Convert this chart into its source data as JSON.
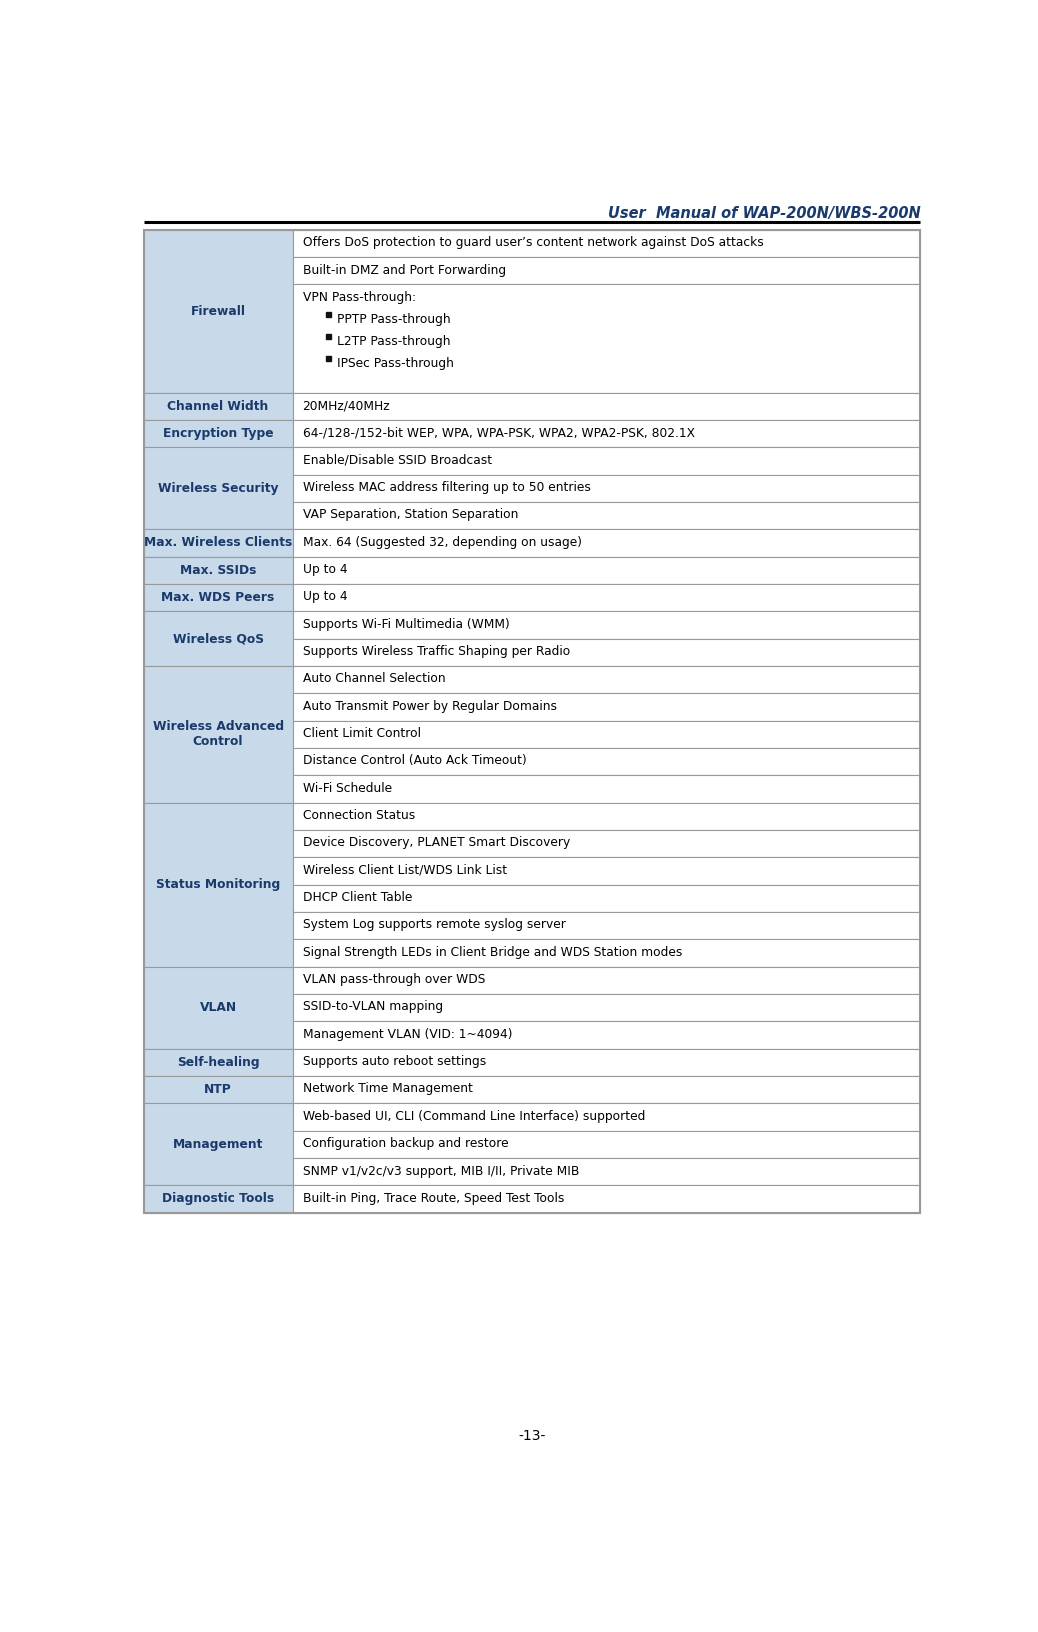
{
  "title": "User  Manual of WAP-200N/WBS-200N",
  "page_number": "-13-",
  "left_col_bg": "#c8daea",
  "right_col_bg": "#ffffff",
  "border_color": "#999999",
  "left_text_color": "#1a3a6b",
  "right_text_color": "#000000",
  "title_color": "#1a3a6b",
  "table_rows": [
    {
      "left_label": "Firewall",
      "sub_rows": [
        {
          "lines": [
            {
              "text": "Offers DoS protection to guard user’s content network against DoS attacks",
              "indent": 0,
              "bullet": false
            }
          ]
        },
        {
          "lines": [
            {
              "text": "Built-in DMZ and Port Forwarding",
              "indent": 0,
              "bullet": false
            }
          ]
        },
        {
          "lines": [
            {
              "text": "VPN Pass-through:",
              "indent": 0,
              "bullet": false
            },
            {
              "text": "PPTP Pass-through",
              "indent": 1,
              "bullet": true
            },
            {
              "text": "L2TP Pass-through",
              "indent": 1,
              "bullet": true
            },
            {
              "text": "IPSec Pass-through",
              "indent": 1,
              "bullet": true
            }
          ]
        }
      ]
    },
    {
      "left_label": "Channel Width",
      "sub_rows": [
        {
          "lines": [
            {
              "text": "20MHz/40MHz",
              "indent": 0,
              "bullet": false
            }
          ]
        }
      ]
    },
    {
      "left_label": "Encryption Type",
      "sub_rows": [
        {
          "lines": [
            {
              "text": "64-/128-/152-bit WEP, WPA, WPA-PSK, WPA2, WPA2-PSK, 802.1X",
              "indent": 0,
              "bullet": false
            }
          ]
        }
      ]
    },
    {
      "left_label": "Wireless Security",
      "sub_rows": [
        {
          "lines": [
            {
              "text": "Enable/Disable SSID Broadcast",
              "indent": 0,
              "bullet": false
            }
          ]
        },
        {
          "lines": [
            {
              "text": "Wireless MAC address filtering up to 50 entries",
              "indent": 0,
              "bullet": false
            }
          ]
        },
        {
          "lines": [
            {
              "text": "VAP Separation, Station Separation",
              "indent": 0,
              "bullet": false
            }
          ]
        }
      ]
    },
    {
      "left_label": "Max. Wireless Clients",
      "sub_rows": [
        {
          "lines": [
            {
              "text": "Max. 64 (Suggested 32, depending on usage)",
              "indent": 0,
              "bullet": false
            }
          ]
        }
      ]
    },
    {
      "left_label": "Max. SSIDs",
      "sub_rows": [
        {
          "lines": [
            {
              "text": "Up to 4",
              "indent": 0,
              "bullet": false
            }
          ]
        }
      ]
    },
    {
      "left_label": "Max. WDS Peers",
      "sub_rows": [
        {
          "lines": [
            {
              "text": "Up to 4",
              "indent": 0,
              "bullet": false
            }
          ]
        }
      ]
    },
    {
      "left_label": "Wireless QoS",
      "sub_rows": [
        {
          "lines": [
            {
              "text": "Supports Wi-Fi Multimedia (WMM)",
              "indent": 0,
              "bullet": false
            }
          ]
        },
        {
          "lines": [
            {
              "text": "Supports Wireless Traffic Shaping per Radio",
              "indent": 0,
              "bullet": false
            }
          ]
        }
      ]
    },
    {
      "left_label": "Wireless Advanced\nControl",
      "sub_rows": [
        {
          "lines": [
            {
              "text": "Auto Channel Selection",
              "indent": 0,
              "bullet": false
            }
          ]
        },
        {
          "lines": [
            {
              "text": "Auto Transmit Power by Regular Domains",
              "indent": 0,
              "bullet": false
            }
          ]
        },
        {
          "lines": [
            {
              "text": "Client Limit Control",
              "indent": 0,
              "bullet": false
            }
          ]
        },
        {
          "lines": [
            {
              "text": "Distance Control (Auto Ack Timeout)",
              "indent": 0,
              "bullet": false
            }
          ]
        },
        {
          "lines": [
            {
              "text": "Wi-Fi Schedule",
              "indent": 0,
              "bullet": false
            }
          ]
        }
      ]
    },
    {
      "left_label": "Status Monitoring",
      "sub_rows": [
        {
          "lines": [
            {
              "text": "Connection Status",
              "indent": 0,
              "bullet": false
            }
          ]
        },
        {
          "lines": [
            {
              "text": "Device Discovery, PLANET Smart Discovery",
              "indent": 0,
              "bullet": false
            }
          ]
        },
        {
          "lines": [
            {
              "text": "Wireless Client List/WDS Link List",
              "indent": 0,
              "bullet": false
            }
          ]
        },
        {
          "lines": [
            {
              "text": "DHCP Client Table",
              "indent": 0,
              "bullet": false
            }
          ]
        },
        {
          "lines": [
            {
              "text": "System Log supports remote syslog server",
              "indent": 0,
              "bullet": false
            }
          ]
        },
        {
          "lines": [
            {
              "text": "Signal Strength LEDs in Client Bridge and WDS Station modes",
              "indent": 0,
              "bullet": false
            }
          ]
        }
      ]
    },
    {
      "left_label": "VLAN",
      "sub_rows": [
        {
          "lines": [
            {
              "text": "VLAN pass-through over WDS",
              "indent": 0,
              "bullet": false
            }
          ]
        },
        {
          "lines": [
            {
              "text": "SSID-to-VLAN mapping",
              "indent": 0,
              "bullet": false
            }
          ]
        },
        {
          "lines": [
            {
              "text": "Management VLAN (VID: 1~4094)",
              "indent": 0,
              "bullet": false
            }
          ]
        }
      ]
    },
    {
      "left_label": "Self-healing",
      "sub_rows": [
        {
          "lines": [
            {
              "text": "Supports auto reboot settings",
              "indent": 0,
              "bullet": false
            }
          ]
        }
      ]
    },
    {
      "left_label": "NTP",
      "sub_rows": [
        {
          "lines": [
            {
              "text": "Network Time Management",
              "indent": 0,
              "bullet": false
            }
          ]
        }
      ]
    },
    {
      "left_label": "Management",
      "sub_rows": [
        {
          "lines": [
            {
              "text": "Web-based UI, CLI (Command Line Interface) supported",
              "indent": 0,
              "bullet": false
            }
          ]
        },
        {
          "lines": [
            {
              "text": "Configuration backup and restore",
              "indent": 0,
              "bullet": false
            }
          ]
        },
        {
          "lines": [
            {
              "text": "SNMP v1/v2c/v3 support, MIB I/II, Private MIB",
              "indent": 0,
              "bullet": false
            }
          ]
        }
      ]
    },
    {
      "left_label": "Diagnostic Tools",
      "sub_rows": [
        {
          "lines": [
            {
              "text": "Built-in Ping, Trace Route, Speed Test Tools",
              "indent": 0,
              "bullet": false
            }
          ]
        }
      ]
    }
  ]
}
-- -- --
Every record must be copied exactly, with the pictures left out.

■ Exercise solution
Convert this chart into its source data as JSON.
{
  "title": "User  Manual of WAP-200N/WBS-200N",
  "page_number": "-13-",
  "left_col_bg": "#c8daea",
  "right_col_bg": "#ffffff",
  "border_color": "#999999",
  "left_text_color": "#1a3a6b",
  "right_text_color": "#000000",
  "title_color": "#1a3a6b",
  "table_rows": [
    {
      "left_label": "Firewall",
      "sub_rows": [
        {
          "lines": [
            {
              "text": "Offers DoS protection to guard user’s content network against DoS attacks",
              "indent": 0,
              "bullet": false
            }
          ]
        },
        {
          "lines": [
            {
              "text": "Built-in DMZ and Port Forwarding",
              "indent": 0,
              "bullet": false
            }
          ]
        },
        {
          "lines": [
            {
              "text": "VPN Pass-through:",
              "indent": 0,
              "bullet": false
            },
            {
              "text": "PPTP Pass-through",
              "indent": 1,
              "bullet": true
            },
            {
              "text": "L2TP Pass-through",
              "indent": 1,
              "bullet": true
            },
            {
              "text": "IPSec Pass-through",
              "indent": 1,
              "bullet": true
            }
          ]
        }
      ]
    },
    {
      "left_label": "Channel Width",
      "sub_rows": [
        {
          "lines": [
            {
              "text": "20MHz/40MHz",
              "indent": 0,
              "bullet": false
            }
          ]
        }
      ]
    },
    {
      "left_label": "Encryption Type",
      "sub_rows": [
        {
          "lines": [
            {
              "text": "64-/128-/152-bit WEP, WPA, WPA-PSK, WPA2, WPA2-PSK, 802.1X",
              "indent": 0,
              "bullet": false
            }
          ]
        }
      ]
    },
    {
      "left_label": "Wireless Security",
      "sub_rows": [
        {
          "lines": [
            {
              "text": "Enable/Disable SSID Broadcast",
              "indent": 0,
              "bullet": false
            }
          ]
        },
        {
          "lines": [
            {
              "text": "Wireless MAC address filtering up to 50 entries",
              "indent": 0,
              "bullet": false
            }
          ]
        },
        {
          "lines": [
            {
              "text": "VAP Separation, Station Separation",
              "indent": 0,
              "bullet": false
            }
          ]
        }
      ]
    },
    {
      "left_label": "Max. Wireless Clients",
      "sub_rows": [
        {
          "lines": [
            {
              "text": "Max. 64 (Suggested 32, depending on usage)",
              "indent": 0,
              "bullet": false
            }
          ]
        }
      ]
    },
    {
      "left_label": "Max. SSIDs",
      "sub_rows": [
        {
          "lines": [
            {
              "text": "Up to 4",
              "indent": 0,
              "bullet": false
            }
          ]
        }
      ]
    },
    {
      "left_label": "Max. WDS Peers",
      "sub_rows": [
        {
          "lines": [
            {
              "text": "Up to 4",
              "indent": 0,
              "bullet": false
            }
          ]
        }
      ]
    },
    {
      "left_label": "Wireless QoS",
      "sub_rows": [
        {
          "lines": [
            {
              "text": "Supports Wi-Fi Multimedia (WMM)",
              "indent": 0,
              "bullet": false
            }
          ]
        },
        {
          "lines": [
            {
              "text": "Supports Wireless Traffic Shaping per Radio",
              "indent": 0,
              "bullet": false
            }
          ]
        }
      ]
    },
    {
      "left_label": "Wireless Advanced\nControl",
      "sub_rows": [
        {
          "lines": [
            {
              "text": "Auto Channel Selection",
              "indent": 0,
              "bullet": false
            }
          ]
        },
        {
          "lines": [
            {
              "text": "Auto Transmit Power by Regular Domains",
              "indent": 0,
              "bullet": false
            }
          ]
        },
        {
          "lines": [
            {
              "text": "Client Limit Control",
              "indent": 0,
              "bullet": false
            }
          ]
        },
        {
          "lines": [
            {
              "text": "Distance Control (Auto Ack Timeout)",
              "indent": 0,
              "bullet": false
            }
          ]
        },
        {
          "lines": [
            {
              "text": "Wi-Fi Schedule",
              "indent": 0,
              "bullet": false
            }
          ]
        }
      ]
    },
    {
      "left_label": "Status Monitoring",
      "sub_rows": [
        {
          "lines": [
            {
              "text": "Connection Status",
              "indent": 0,
              "bullet": false
            }
          ]
        },
        {
          "lines": [
            {
              "text": "Device Discovery, PLANET Smart Discovery",
              "indent": 0,
              "bullet": false
            }
          ]
        },
        {
          "lines": [
            {
              "text": "Wireless Client List/WDS Link List",
              "indent": 0,
              "bullet": false
            }
          ]
        },
        {
          "lines": [
            {
              "text": "DHCP Client Table",
              "indent": 0,
              "bullet": false
            }
          ]
        },
        {
          "lines": [
            {
              "text": "System Log supports remote syslog server",
              "indent": 0,
              "bullet": false
            }
          ]
        },
        {
          "lines": [
            {
              "text": "Signal Strength LEDs in Client Bridge and WDS Station modes",
              "indent": 0,
              "bullet": false
            }
          ]
        }
      ]
    },
    {
      "left_label": "VLAN",
      "sub_rows": [
        {
          "lines": [
            {
              "text": "VLAN pass-through over WDS",
              "indent": 0,
              "bullet": false
            }
          ]
        },
        {
          "lines": [
            {
              "text": "SSID-to-VLAN mapping",
              "indent": 0,
              "bullet": false
            }
          ]
        },
        {
          "lines": [
            {
              "text": "Management VLAN (VID: 1~4094)",
              "indent": 0,
              "bullet": false
            }
          ]
        }
      ]
    },
    {
      "left_label": "Self-healing",
      "sub_rows": [
        {
          "lines": [
            {
              "text": "Supports auto reboot settings",
              "indent": 0,
              "bullet": false
            }
          ]
        }
      ]
    },
    {
      "left_label": "NTP",
      "sub_rows": [
        {
          "lines": [
            {
              "text": "Network Time Management",
              "indent": 0,
              "bullet": false
            }
          ]
        }
      ]
    },
    {
      "left_label": "Management",
      "sub_rows": [
        {
          "lines": [
            {
              "text": "Web-based UI, CLI (Command Line Interface) supported",
              "indent": 0,
              "bullet": false
            }
          ]
        },
        {
          "lines": [
            {
              "text": "Configuration backup and restore",
              "indent": 0,
              "bullet": false
            }
          ]
        },
        {
          "lines": [
            {
              "text": "SNMP v1/v2c/v3 support, MIB I/II, Private MIB",
              "indent": 0,
              "bullet": false
            }
          ]
        }
      ]
    },
    {
      "left_label": "Diagnostic Tools",
      "sub_rows": [
        {
          "lines": [
            {
              "text": "Built-in Ping, Trace Route, Speed Test Tools",
              "indent": 0,
              "bullet": false
            }
          ]
        }
      ]
    }
  ]
}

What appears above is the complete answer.